[WHAT IS NEEDED]: Write out the records below once more, exactly as they stand.

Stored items
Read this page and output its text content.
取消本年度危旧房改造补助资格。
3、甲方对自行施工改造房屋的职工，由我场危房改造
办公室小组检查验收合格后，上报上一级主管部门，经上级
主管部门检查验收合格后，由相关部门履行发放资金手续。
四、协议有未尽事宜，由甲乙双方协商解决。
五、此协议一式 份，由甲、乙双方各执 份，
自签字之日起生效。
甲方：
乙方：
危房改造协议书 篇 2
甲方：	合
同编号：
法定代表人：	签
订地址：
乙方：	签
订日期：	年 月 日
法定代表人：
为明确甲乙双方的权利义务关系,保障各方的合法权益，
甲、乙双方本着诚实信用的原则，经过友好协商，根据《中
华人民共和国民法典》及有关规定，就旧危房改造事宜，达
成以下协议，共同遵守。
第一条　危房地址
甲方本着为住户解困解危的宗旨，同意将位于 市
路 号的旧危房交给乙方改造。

[TASK RESPONSE]:
Read this page and output its text content.
取消本年度危旧房改造补助资格。
3、甲方对自行施工改造房屋的职工，由我场危房改造
办公室小组检查验收合格后，上报上一级主管部门，经上级
主管部门检查验收合格后，由相关部门履行发放资金手续。
四、协议有未尽事宜，由甲乙双方协商解决。
五、此协议一式 份，由甲、乙双方各执 份，
自签字之日起生效。
甲方：
乙方：
危房改造协议书 篇 2
甲方：	合
同编号：
法定代表人：	签
订地址：
乙方：	签
订日期：	年 月 日
法定代表人：
为明确甲乙双方的权利义务关系,保障各方的合法权益，
甲、乙双方本着诚实信用的原则，经过友好协商，根据《中
华人民共和国民法典》及有关规定，就旧危房改造事宜，达
成以下协议，共同遵守。
第一条　危房地址
甲方本着为住户解困解危的宗旨，同意将位于 市
路 号的旧危房交给乙方改造。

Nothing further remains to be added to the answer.